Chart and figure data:
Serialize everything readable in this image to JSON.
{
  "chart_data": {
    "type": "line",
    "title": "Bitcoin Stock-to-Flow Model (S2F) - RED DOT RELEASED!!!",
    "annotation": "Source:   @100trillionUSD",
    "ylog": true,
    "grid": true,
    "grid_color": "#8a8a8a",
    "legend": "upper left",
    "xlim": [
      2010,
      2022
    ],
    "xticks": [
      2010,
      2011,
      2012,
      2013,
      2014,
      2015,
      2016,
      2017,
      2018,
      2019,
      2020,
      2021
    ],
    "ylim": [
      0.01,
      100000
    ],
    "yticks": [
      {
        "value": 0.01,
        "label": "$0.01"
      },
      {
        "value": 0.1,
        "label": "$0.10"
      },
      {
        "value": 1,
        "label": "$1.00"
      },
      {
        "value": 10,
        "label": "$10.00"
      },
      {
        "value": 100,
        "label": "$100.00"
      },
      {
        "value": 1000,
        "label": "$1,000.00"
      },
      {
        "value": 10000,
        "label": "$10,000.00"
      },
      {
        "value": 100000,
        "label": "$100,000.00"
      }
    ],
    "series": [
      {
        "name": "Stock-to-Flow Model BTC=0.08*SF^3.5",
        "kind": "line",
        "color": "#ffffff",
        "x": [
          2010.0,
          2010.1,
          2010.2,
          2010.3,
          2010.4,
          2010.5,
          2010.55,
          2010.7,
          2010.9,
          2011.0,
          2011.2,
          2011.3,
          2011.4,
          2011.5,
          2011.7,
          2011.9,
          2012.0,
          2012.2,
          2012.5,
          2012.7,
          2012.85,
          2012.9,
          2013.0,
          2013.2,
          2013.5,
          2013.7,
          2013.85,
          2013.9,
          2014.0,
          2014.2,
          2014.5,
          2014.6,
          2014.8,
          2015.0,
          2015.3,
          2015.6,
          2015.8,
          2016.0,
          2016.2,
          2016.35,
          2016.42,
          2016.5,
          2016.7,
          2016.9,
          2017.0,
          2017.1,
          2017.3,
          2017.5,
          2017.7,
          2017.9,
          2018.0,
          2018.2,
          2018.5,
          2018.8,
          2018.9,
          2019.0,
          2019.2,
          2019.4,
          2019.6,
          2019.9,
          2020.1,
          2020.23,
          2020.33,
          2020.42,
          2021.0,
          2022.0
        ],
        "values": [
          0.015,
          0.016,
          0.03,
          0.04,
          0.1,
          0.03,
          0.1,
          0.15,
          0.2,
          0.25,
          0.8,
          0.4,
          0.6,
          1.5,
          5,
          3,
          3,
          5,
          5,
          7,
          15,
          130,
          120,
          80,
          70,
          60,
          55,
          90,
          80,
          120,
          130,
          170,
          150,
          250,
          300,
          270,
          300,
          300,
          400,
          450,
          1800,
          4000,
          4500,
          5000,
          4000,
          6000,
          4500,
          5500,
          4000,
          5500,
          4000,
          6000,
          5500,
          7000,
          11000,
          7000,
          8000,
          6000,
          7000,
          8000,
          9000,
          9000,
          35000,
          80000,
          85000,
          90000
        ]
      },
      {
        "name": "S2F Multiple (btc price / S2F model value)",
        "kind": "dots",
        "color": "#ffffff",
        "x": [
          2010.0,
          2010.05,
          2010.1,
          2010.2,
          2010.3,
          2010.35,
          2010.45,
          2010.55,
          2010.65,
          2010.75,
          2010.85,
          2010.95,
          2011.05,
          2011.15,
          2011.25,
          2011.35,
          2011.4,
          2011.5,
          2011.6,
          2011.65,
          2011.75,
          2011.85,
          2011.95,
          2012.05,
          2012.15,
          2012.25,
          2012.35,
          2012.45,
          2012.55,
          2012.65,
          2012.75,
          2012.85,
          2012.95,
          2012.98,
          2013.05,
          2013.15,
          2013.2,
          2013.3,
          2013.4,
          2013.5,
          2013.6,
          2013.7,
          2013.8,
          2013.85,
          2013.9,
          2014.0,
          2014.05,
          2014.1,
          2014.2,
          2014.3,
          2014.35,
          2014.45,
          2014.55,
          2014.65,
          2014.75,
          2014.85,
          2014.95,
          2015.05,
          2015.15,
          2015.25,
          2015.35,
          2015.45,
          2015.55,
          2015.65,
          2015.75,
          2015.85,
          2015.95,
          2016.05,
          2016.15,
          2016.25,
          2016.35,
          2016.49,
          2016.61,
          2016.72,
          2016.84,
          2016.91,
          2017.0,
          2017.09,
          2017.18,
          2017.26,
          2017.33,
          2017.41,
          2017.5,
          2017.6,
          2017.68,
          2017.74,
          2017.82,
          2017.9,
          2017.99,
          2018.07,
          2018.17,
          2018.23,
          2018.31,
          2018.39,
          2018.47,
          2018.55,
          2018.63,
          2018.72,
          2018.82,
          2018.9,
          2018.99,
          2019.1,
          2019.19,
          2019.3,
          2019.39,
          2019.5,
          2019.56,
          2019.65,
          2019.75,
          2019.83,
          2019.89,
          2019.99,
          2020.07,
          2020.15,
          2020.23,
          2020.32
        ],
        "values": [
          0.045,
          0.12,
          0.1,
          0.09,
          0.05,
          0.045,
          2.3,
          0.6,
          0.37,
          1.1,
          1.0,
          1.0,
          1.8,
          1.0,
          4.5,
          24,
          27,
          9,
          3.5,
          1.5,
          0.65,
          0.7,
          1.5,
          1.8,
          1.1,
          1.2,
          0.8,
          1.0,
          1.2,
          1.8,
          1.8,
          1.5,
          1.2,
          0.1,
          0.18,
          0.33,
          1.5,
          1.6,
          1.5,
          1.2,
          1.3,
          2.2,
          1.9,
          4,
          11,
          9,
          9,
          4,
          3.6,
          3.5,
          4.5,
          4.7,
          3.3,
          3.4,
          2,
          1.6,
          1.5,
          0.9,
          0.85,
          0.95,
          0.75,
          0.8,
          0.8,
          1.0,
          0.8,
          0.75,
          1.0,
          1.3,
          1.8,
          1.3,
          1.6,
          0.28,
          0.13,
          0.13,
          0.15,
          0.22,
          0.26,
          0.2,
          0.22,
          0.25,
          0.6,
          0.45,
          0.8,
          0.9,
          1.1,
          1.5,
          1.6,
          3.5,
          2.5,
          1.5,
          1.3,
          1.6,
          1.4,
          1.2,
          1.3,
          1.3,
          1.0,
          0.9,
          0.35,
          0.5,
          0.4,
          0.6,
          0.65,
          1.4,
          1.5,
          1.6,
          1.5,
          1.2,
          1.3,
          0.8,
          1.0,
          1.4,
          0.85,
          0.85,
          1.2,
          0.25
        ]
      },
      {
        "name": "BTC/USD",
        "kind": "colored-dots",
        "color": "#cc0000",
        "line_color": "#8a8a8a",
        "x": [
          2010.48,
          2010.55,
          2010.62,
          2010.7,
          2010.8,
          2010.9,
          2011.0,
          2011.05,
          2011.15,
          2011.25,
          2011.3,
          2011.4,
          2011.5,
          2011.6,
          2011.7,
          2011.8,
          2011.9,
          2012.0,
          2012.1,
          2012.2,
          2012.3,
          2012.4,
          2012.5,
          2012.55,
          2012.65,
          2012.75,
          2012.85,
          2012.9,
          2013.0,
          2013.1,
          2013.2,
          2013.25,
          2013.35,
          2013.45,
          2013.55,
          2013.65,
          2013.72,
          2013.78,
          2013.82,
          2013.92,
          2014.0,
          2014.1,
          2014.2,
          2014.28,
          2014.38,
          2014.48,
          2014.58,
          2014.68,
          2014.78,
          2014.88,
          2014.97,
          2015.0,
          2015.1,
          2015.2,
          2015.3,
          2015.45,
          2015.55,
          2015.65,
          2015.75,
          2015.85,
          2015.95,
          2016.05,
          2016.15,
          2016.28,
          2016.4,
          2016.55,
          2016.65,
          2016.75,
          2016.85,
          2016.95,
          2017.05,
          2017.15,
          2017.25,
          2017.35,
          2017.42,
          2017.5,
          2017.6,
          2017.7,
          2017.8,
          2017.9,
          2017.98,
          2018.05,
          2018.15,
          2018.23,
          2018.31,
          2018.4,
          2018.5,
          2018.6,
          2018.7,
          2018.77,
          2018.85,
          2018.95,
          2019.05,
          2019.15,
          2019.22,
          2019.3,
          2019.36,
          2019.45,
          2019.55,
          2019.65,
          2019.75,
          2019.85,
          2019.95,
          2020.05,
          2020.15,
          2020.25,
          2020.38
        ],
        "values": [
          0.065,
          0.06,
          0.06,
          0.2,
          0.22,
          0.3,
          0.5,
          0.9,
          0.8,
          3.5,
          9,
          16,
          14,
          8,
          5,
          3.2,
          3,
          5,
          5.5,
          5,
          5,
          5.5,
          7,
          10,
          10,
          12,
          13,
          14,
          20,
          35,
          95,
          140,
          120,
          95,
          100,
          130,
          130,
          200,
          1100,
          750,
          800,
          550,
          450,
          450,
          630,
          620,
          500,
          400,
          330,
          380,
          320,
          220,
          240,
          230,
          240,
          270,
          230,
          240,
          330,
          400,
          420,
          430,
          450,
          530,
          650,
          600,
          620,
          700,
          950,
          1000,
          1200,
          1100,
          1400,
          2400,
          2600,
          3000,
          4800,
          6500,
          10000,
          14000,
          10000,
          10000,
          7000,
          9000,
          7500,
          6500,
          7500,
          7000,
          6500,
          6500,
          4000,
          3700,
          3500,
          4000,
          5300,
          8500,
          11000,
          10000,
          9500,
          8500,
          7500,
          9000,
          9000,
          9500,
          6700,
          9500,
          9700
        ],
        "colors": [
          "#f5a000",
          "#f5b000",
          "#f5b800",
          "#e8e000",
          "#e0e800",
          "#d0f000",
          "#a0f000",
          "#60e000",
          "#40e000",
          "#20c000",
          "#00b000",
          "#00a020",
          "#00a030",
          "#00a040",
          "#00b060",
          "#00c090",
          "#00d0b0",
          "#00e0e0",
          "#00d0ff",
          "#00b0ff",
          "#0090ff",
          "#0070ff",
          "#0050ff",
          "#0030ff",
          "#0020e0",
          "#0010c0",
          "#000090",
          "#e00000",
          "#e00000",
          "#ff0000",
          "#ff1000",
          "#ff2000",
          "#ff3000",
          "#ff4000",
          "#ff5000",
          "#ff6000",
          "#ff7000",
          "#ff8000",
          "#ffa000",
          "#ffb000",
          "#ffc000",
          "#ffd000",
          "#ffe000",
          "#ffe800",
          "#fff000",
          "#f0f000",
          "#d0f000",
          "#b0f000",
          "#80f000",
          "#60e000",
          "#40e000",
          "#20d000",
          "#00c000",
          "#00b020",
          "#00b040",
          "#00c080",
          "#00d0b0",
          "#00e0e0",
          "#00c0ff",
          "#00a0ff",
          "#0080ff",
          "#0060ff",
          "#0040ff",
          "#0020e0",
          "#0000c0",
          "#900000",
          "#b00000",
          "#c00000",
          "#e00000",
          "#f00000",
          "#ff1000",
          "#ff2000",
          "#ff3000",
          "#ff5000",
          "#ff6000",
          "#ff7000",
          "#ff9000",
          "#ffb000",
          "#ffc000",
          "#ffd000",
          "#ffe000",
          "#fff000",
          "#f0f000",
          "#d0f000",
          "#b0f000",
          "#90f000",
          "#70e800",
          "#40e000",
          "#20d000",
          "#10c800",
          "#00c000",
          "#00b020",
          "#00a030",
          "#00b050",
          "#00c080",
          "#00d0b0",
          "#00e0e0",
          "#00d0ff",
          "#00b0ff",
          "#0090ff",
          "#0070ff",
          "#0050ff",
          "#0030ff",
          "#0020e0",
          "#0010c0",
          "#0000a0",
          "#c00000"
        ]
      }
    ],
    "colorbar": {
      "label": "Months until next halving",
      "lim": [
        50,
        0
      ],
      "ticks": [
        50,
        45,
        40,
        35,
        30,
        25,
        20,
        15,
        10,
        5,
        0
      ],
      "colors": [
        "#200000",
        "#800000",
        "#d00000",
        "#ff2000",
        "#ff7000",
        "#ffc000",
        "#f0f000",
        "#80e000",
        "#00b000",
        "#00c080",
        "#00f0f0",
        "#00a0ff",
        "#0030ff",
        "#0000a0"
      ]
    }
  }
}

Aim of the task: From the data above, count the lines where "name" occurs and give that figure and nothing else.

Answer to the task: 3